- [Exercise]: Reproduce each of the rows below verbatim, keeping every character and line break unchanged.

** Begin Material **

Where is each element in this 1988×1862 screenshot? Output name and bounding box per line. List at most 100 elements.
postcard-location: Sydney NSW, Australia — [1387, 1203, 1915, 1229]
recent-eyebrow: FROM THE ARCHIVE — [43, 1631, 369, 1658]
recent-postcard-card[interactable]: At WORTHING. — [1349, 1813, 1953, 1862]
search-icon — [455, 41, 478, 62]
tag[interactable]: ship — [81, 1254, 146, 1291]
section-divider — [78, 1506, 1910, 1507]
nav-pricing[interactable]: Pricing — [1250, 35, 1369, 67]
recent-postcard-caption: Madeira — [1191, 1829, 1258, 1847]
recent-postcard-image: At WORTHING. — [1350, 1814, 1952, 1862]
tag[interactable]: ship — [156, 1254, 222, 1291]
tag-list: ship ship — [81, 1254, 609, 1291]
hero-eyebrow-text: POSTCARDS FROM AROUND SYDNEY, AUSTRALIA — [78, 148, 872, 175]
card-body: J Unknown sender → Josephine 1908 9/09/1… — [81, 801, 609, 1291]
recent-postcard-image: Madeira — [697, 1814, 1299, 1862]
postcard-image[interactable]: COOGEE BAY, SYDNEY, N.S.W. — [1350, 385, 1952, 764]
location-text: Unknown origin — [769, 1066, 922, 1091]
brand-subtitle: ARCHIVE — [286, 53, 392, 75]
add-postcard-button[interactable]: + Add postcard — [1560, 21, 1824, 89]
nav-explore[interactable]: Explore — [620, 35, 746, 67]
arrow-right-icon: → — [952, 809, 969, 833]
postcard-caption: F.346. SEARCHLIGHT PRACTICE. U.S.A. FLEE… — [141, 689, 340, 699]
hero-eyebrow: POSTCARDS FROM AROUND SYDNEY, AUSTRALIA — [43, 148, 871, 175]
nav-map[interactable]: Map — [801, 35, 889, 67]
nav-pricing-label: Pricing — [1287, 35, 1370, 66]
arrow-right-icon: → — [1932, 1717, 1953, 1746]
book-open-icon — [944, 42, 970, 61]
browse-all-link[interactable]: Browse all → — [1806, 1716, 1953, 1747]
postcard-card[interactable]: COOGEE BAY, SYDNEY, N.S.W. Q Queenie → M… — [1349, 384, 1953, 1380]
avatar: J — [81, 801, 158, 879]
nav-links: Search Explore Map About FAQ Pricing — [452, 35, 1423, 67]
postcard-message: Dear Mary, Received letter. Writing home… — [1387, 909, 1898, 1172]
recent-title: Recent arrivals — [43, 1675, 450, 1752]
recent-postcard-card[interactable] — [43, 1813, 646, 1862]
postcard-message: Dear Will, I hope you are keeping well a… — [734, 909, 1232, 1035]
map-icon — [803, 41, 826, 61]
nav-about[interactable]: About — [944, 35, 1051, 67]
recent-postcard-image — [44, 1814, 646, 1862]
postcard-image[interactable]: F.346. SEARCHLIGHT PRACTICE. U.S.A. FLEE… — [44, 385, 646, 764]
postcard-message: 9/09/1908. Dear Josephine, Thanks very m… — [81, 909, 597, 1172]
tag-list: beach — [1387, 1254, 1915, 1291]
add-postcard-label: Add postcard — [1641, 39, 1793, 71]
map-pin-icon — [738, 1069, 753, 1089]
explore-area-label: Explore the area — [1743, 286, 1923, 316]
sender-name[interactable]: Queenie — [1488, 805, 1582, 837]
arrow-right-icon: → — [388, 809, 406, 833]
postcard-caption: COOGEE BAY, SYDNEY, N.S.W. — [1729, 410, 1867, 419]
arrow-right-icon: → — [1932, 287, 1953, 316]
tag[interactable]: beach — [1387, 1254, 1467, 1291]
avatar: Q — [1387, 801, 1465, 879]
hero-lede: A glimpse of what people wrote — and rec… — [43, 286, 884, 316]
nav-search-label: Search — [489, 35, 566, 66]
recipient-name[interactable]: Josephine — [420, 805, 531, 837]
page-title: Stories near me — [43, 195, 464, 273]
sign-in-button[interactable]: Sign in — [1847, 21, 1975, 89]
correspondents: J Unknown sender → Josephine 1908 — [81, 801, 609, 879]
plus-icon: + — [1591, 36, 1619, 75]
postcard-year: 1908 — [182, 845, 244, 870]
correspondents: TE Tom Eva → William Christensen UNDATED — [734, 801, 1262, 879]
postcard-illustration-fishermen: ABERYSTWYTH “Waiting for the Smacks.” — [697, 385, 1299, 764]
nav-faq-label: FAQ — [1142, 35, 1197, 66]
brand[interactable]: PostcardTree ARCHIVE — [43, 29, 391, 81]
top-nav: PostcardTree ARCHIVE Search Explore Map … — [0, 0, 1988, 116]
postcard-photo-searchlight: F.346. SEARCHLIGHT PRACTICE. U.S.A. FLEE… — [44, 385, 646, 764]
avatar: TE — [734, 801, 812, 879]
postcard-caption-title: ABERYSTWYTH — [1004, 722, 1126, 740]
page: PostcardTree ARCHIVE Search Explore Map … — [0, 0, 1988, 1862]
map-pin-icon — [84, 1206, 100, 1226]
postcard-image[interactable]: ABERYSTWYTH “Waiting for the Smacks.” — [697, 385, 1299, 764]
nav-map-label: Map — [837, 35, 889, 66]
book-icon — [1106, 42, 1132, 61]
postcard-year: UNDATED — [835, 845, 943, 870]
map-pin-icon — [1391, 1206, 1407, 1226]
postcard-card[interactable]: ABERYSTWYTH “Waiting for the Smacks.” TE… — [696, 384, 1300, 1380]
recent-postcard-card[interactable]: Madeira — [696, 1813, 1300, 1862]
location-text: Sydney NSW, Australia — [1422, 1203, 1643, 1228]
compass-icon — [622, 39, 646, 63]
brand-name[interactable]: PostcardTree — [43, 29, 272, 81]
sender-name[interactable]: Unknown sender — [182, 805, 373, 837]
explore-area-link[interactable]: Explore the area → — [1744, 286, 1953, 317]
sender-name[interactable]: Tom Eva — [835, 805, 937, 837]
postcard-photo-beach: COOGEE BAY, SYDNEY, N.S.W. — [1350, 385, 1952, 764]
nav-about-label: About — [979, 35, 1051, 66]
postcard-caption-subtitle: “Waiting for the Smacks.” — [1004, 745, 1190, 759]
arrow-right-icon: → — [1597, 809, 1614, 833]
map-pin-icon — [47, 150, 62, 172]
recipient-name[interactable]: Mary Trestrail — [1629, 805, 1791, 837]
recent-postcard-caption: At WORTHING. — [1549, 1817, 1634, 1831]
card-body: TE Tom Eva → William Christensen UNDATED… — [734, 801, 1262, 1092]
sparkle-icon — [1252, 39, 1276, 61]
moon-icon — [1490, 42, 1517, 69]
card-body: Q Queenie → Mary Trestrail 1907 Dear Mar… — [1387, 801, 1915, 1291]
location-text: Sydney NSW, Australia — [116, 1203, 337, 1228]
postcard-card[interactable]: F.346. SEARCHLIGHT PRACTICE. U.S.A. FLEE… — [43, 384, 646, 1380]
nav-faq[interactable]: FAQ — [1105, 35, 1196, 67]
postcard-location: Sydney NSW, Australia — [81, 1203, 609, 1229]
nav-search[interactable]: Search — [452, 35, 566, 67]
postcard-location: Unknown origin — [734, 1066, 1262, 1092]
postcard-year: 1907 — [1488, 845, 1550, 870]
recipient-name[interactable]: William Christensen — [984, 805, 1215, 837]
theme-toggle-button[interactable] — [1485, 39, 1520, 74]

** End Material **

- [Task response]:
Where is each element in this 1988×1862 screenshot? Output name and bounding box per line. List at most 100 elements.
postcard-location: Sydney NSW, Australia — [1387, 1203, 1915, 1229]
recent-eyebrow: FROM THE ARCHIVE — [43, 1631, 369, 1658]
recent-postcard-card[interactable]: At WORTHING. — [1349, 1813, 1953, 1862]
search-icon — [455, 41, 478, 62]
tag[interactable]: ship — [81, 1254, 146, 1291]
section-divider — [78, 1506, 1910, 1507]
nav-pricing[interactable]: Pricing — [1250, 35, 1369, 67]
recent-postcard-caption: Madeira — [1191, 1829, 1258, 1847]
recent-postcard-image: At WORTHING. — [1350, 1814, 1952, 1862]
tag[interactable]: ship — [156, 1254, 222, 1291]
tag-list: ship ship — [81, 1254, 609, 1291]
hero-eyebrow-text: POSTCARDS FROM AROUND SYDNEY, AUSTRALIA — [78, 148, 872, 175]
card-body: J Unknown sender → Josephine 1908 9/09/1… — [81, 801, 609, 1291]
recent-postcard-image: Madeira — [697, 1814, 1299, 1862]
postcard-image[interactable]: COOGEE BAY, SYDNEY, N.S.W. — [1350, 385, 1952, 764]
location-text: Unknown origin — [769, 1066, 922, 1091]
brand-subtitle: ARCHIVE — [286, 53, 392, 75]
add-postcard-button[interactable]: + Add postcard — [1560, 21, 1824, 89]
nav-explore[interactable]: Explore — [620, 35, 746, 67]
arrow-right-icon: → — [952, 809, 969, 833]
postcard-caption: F.346. SEARCHLIGHT PRACTICE. U.S.A. FLEE… — [141, 689, 340, 699]
hero-eyebrow: POSTCARDS FROM AROUND SYDNEY, AUSTRALIA — [43, 148, 871, 175]
nav-map[interactable]: Map — [801, 35, 889, 67]
nav-pricing-label: Pricing — [1287, 35, 1370, 66]
arrow-right-icon: → — [1932, 1717, 1953, 1746]
book-open-icon — [944, 42, 970, 61]
browse-all-link[interactable]: Browse all → — [1806, 1716, 1953, 1747]
postcard-card[interactable]: COOGEE BAY, SYDNEY, N.S.W. Q Queenie → M… — [1349, 384, 1953, 1380]
avatar: J — [81, 801, 158, 879]
nav-links: Search Explore Map About FAQ Pricing — [452, 35, 1423, 67]
postcard-message: Dear Mary, Received letter. Writing home… — [1387, 909, 1898, 1172]
recent-title: Recent arrivals — [43, 1675, 450, 1752]
recent-postcard-card[interactable] — [43, 1813, 646, 1862]
postcard-message: Dear Will, I hope you are keeping well a… — [734, 909, 1232, 1035]
map-icon — [803, 41, 826, 61]
nav-about[interactable]: About — [944, 35, 1051, 67]
recent-postcard-image — [44, 1814, 646, 1862]
postcard-image[interactable]: F.346. SEARCHLIGHT PRACTICE. U.S.A. FLEE… — [44, 385, 646, 764]
postcard-message: 9/09/1908. Dear Josephine, Thanks very m… — [81, 909, 597, 1172]
tag-list: beach — [1387, 1254, 1915, 1291]
add-postcard-label: Add postcard — [1641, 39, 1793, 71]
map-pin-icon — [738, 1069, 753, 1089]
explore-area-label: Explore the area — [1743, 286, 1923, 316]
sender-name[interactable]: Queenie — [1488, 805, 1582, 837]
arrow-right-icon: → — [388, 809, 406, 833]
postcard-caption: COOGEE BAY, SYDNEY, N.S.W. — [1729, 410, 1867, 419]
arrow-right-icon: → — [1932, 287, 1953, 316]
tag[interactable]: beach — [1387, 1254, 1467, 1291]
avatar: Q — [1387, 801, 1465, 879]
hero-lede: A glimpse of what people wrote — and rec… — [43, 286, 884, 316]
nav-search-label: Search — [489, 35, 566, 66]
recipient-name[interactable]: Josephine — [420, 805, 531, 837]
page-title: Stories near me — [43, 195, 464, 273]
sign-in-button[interactable]: Sign in — [1847, 21, 1975, 89]
correspondents: J Unknown sender → Josephine 1908 — [81, 801, 609, 879]
plus-icon: + — [1591, 36, 1619, 75]
postcard-year: 1908 — [182, 845, 244, 870]
correspondents: TE Tom Eva → William Christensen UNDATED — [734, 801, 1262, 879]
postcard-illustration-fishermen: ABERYSTWYTH “Waiting for the Smacks.” — [697, 385, 1299, 764]
nav-faq-label: FAQ — [1142, 35, 1197, 66]
brand[interactable]: PostcardTree ARCHIVE — [43, 29, 391, 81]
top-nav: PostcardTree ARCHIVE Search Explore Map … — [0, 0, 1988, 116]
postcard-photo-searchlight: F.346. SEARCHLIGHT PRACTICE. U.S.A. FLEE… — [44, 385, 646, 764]
avatar: TE — [734, 801, 812, 879]
postcard-caption-title: ABERYSTWYTH — [1004, 722, 1126, 740]
page: PostcardTree ARCHIVE Search Explore Map … — [0, 0, 1988, 1862]
map-pin-icon — [84, 1206, 100, 1226]
postcard-image[interactable]: ABERYSTWYTH “Waiting for the Smacks.” — [697, 385, 1299, 764]
nav-map-label: Map — [837, 35, 889, 66]
book-icon — [1106, 42, 1132, 61]
postcard-year: UNDATED — [835, 845, 943, 870]
map-pin-icon — [1391, 1206, 1407, 1226]
postcard-card[interactable]: ABERYSTWYTH “Waiting for the Smacks.” TE… — [696, 384, 1300, 1380]
recent-postcard-card[interactable]: Madeira — [696, 1813, 1300, 1862]
location-text: Sydney NSW, Australia — [1422, 1203, 1643, 1228]
compass-icon — [622, 39, 646, 63]
brand-name[interactable]: PostcardTree — [43, 29, 272, 81]
sender-name[interactable]: Unknown sender — [182, 805, 373, 837]
explore-area-link[interactable]: Explore the area → — [1744, 286, 1953, 317]
sender-name[interactable]: Tom Eva — [835, 805, 937, 837]
postcard-photo-beach: COOGEE BAY, SYDNEY, N.S.W. — [1350, 385, 1952, 764]
nav-about-label: About — [979, 35, 1051, 66]
postcard-caption-subtitle: “Waiting for the Smacks.” — [1004, 745, 1190, 759]
arrow-right-icon: → — [1597, 809, 1614, 833]
map-pin-icon — [47, 150, 62, 172]
recipient-name[interactable]: Mary Trestrail — [1629, 805, 1791, 837]
recent-postcard-caption: At WORTHING. — [1549, 1817, 1634, 1831]
card-body: TE Tom Eva → William Christensen UNDATED… — [734, 801, 1262, 1092]
sparkle-icon — [1252, 39, 1276, 61]
moon-icon — [1490, 42, 1517, 69]
card-body: Q Queenie → Mary Trestrail 1907 Dear Mar… — [1387, 801, 1915, 1291]
location-text: Sydney NSW, Australia — [116, 1203, 337, 1228]
postcard-card[interactable]: F.346. SEARCHLIGHT PRACTICE. U.S.A. FLEE… — [43, 384, 646, 1380]
nav-faq[interactable]: FAQ — [1105, 35, 1196, 67]
postcard-location: Sydney NSW, Australia — [81, 1203, 609, 1229]
nav-search[interactable]: Search — [452, 35, 566, 67]
postcard-location: Unknown origin — [734, 1066, 1262, 1092]
postcard-year: 1907 — [1488, 845, 1550, 870]
recipient-name[interactable]: William Christensen — [984, 805, 1215, 837]
theme-toggle-button[interactable] — [1485, 39, 1520, 74]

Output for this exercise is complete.